### [REQUIRED TASK]
Repeat exactly the lines from the line containing "Serialize everything readable" through the last line of the records below, inclusive, and nothing else.

### [SUPPLIED INFORMATION]

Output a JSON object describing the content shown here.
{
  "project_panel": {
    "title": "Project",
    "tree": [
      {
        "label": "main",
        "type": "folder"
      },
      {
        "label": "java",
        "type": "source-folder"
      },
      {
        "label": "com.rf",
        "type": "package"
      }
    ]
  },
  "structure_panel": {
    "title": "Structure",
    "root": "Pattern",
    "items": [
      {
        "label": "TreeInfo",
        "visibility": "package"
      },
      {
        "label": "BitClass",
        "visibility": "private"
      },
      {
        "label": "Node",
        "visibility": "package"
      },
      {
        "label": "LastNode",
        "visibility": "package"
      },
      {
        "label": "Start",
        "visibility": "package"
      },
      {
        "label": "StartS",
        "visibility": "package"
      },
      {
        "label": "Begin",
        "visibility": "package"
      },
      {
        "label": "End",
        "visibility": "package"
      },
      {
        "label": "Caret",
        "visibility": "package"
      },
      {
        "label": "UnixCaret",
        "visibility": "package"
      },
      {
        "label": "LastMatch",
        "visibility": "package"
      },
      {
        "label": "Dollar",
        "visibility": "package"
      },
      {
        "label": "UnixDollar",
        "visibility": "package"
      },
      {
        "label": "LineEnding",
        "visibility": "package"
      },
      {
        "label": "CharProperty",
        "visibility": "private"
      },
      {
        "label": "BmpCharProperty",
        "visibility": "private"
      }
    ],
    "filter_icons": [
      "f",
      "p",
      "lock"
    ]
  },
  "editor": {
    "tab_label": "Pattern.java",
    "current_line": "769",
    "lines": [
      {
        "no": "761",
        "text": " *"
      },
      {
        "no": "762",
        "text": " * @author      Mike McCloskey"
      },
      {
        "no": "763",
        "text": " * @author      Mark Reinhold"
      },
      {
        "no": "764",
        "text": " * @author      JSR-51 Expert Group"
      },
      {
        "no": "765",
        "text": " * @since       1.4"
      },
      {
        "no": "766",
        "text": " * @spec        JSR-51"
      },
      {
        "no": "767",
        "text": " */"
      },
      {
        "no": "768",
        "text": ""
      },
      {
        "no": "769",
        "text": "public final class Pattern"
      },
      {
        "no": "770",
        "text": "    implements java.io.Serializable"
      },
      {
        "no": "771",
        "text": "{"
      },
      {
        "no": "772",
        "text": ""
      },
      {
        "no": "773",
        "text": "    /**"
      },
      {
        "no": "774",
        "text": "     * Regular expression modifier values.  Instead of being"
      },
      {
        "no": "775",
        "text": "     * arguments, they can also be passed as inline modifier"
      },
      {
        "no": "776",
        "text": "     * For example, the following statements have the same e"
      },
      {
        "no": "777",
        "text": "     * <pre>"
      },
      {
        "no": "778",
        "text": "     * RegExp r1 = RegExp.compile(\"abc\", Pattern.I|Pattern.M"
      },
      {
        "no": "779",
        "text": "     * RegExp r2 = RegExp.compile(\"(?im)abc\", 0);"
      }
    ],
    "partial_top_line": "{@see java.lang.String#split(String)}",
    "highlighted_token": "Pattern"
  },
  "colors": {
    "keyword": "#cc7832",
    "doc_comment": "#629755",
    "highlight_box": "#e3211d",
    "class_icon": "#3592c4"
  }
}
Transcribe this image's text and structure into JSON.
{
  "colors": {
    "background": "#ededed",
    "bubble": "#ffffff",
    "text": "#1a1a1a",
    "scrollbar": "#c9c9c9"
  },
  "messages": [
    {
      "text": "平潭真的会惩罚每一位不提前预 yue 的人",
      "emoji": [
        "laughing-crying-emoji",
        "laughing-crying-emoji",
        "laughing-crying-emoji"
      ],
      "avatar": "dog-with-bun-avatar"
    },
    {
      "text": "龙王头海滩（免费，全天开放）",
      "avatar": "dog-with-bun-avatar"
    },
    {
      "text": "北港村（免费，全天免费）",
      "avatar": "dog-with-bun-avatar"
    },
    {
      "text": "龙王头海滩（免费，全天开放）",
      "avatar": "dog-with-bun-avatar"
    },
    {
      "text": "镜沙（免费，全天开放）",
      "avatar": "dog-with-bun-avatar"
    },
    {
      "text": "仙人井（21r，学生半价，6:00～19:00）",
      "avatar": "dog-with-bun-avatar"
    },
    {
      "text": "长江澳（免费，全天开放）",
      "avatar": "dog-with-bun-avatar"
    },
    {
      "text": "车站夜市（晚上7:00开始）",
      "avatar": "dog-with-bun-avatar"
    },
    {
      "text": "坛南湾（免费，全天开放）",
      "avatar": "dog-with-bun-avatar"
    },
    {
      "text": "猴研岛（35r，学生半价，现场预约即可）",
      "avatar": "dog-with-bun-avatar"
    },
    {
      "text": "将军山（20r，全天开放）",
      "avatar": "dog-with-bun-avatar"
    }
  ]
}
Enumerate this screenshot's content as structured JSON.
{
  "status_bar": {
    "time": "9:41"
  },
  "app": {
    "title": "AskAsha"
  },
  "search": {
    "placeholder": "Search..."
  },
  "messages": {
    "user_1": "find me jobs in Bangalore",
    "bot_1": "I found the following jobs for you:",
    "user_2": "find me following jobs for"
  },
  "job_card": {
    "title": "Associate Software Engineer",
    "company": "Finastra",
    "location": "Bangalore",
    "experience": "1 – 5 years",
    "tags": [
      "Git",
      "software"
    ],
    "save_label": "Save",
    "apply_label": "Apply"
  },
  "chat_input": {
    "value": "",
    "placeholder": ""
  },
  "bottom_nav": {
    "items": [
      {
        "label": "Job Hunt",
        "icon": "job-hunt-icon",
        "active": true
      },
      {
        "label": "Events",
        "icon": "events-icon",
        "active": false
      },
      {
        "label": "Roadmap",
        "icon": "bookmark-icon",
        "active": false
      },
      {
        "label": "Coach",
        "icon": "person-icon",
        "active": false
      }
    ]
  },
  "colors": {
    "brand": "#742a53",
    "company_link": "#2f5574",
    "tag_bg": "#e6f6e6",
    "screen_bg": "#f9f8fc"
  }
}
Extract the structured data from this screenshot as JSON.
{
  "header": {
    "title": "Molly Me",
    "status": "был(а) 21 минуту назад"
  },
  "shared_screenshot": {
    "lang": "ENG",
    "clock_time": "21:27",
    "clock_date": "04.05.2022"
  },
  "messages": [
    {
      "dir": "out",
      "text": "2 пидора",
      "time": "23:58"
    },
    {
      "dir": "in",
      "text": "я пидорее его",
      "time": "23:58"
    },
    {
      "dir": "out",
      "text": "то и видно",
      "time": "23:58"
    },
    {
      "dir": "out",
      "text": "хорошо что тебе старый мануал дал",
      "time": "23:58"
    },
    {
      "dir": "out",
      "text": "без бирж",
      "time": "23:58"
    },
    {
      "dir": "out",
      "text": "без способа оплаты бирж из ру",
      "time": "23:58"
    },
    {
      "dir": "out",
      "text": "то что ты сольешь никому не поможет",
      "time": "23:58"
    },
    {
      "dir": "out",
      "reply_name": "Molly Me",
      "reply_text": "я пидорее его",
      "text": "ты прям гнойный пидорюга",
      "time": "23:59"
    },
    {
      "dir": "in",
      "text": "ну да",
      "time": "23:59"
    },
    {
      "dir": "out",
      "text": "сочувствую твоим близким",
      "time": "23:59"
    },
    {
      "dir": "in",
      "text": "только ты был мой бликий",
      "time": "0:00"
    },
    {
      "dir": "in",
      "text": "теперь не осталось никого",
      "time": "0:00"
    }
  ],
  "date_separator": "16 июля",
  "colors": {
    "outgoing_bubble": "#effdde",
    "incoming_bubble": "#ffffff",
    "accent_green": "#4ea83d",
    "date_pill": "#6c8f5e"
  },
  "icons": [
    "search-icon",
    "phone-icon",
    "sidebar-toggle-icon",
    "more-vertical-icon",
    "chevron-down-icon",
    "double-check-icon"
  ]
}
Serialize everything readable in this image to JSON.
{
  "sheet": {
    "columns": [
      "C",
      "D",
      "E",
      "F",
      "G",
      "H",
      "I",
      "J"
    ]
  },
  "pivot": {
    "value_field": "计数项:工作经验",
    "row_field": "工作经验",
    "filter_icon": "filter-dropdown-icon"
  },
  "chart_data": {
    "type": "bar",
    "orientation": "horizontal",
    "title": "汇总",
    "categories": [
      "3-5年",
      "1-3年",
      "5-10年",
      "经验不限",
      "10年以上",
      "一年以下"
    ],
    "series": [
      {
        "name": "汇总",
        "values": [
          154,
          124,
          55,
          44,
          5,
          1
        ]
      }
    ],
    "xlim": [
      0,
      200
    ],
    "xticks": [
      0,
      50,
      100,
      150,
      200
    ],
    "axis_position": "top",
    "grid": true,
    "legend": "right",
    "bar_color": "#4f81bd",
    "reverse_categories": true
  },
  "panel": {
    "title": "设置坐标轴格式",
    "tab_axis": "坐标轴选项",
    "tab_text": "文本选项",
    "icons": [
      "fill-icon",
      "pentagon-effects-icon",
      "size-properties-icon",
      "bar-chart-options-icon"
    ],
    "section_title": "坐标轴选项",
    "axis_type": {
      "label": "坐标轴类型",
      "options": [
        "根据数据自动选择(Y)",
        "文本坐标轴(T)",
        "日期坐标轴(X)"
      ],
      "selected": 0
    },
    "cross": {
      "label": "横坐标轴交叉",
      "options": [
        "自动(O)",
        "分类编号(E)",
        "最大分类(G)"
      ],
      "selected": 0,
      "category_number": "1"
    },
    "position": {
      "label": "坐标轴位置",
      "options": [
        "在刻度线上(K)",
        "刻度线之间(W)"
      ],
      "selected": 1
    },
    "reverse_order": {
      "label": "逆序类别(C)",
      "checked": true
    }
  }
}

### [FINISHED EXERCISE]
Serialize everything readable in this image to JSON.
{
  "sheet": {
    "columns": [
      "C",
      "D",
      "E",
      "F",
      "G",
      "H",
      "I",
      "J"
    ]
  },
  "pivot": {
    "value_field": "计数项:工作经验",
    "row_field": "工作经验",
    "filter_icon": "filter-dropdown-icon"
  },
  "chart_data": {
    "type": "bar",
    "orientation": "horizontal",
    "title": "汇总",
    "categories": [
      "3-5年",
      "1-3年",
      "5-10年",
      "经验不限",
      "10年以上",
      "一年以下"
    ],
    "series": [
      {
        "name": "汇总",
        "values": [
          154,
          124,
          55,
          44,
          5,
          1
        ]
      }
    ],
    "xlim": [
      0,
      200
    ],
    "xticks": [
      0,
      50,
      100,
      150,
      200
    ],
    "axis_position": "top",
    "grid": true,
    "legend": "right",
    "bar_color": "#4f81bd",
    "reverse_categories": true
  },
  "panel": {
    "title": "设置坐标轴格式",
    "tab_axis": "坐标轴选项",
    "tab_text": "文本选项",
    "icons": [
      "fill-icon",
      "pentagon-effects-icon",
      "size-properties-icon",
      "bar-chart-options-icon"
    ],
    "section_title": "坐标轴选项",
    "axis_type": {
      "label": "坐标轴类型",
      "options": [
        "根据数据自动选择(Y)",
        "文本坐标轴(T)",
        "日期坐标轴(X)"
      ],
      "selected": 0
    },
    "cross": {
      "label": "横坐标轴交叉",
      "options": [
        "自动(O)",
        "分类编号(E)",
        "最大分类(G)"
      ],
      "selected": 0,
      "category_number": "1"
    },
    "position": {
      "label": "坐标轴位置",
      "options": [
        "在刻度线上(K)",
        "刻度线之间(W)"
      ],
      "selected": 1
    },
    "reverse_order": {
      "label": "逆序类别(C)",
      "checked": true
    }
  }
}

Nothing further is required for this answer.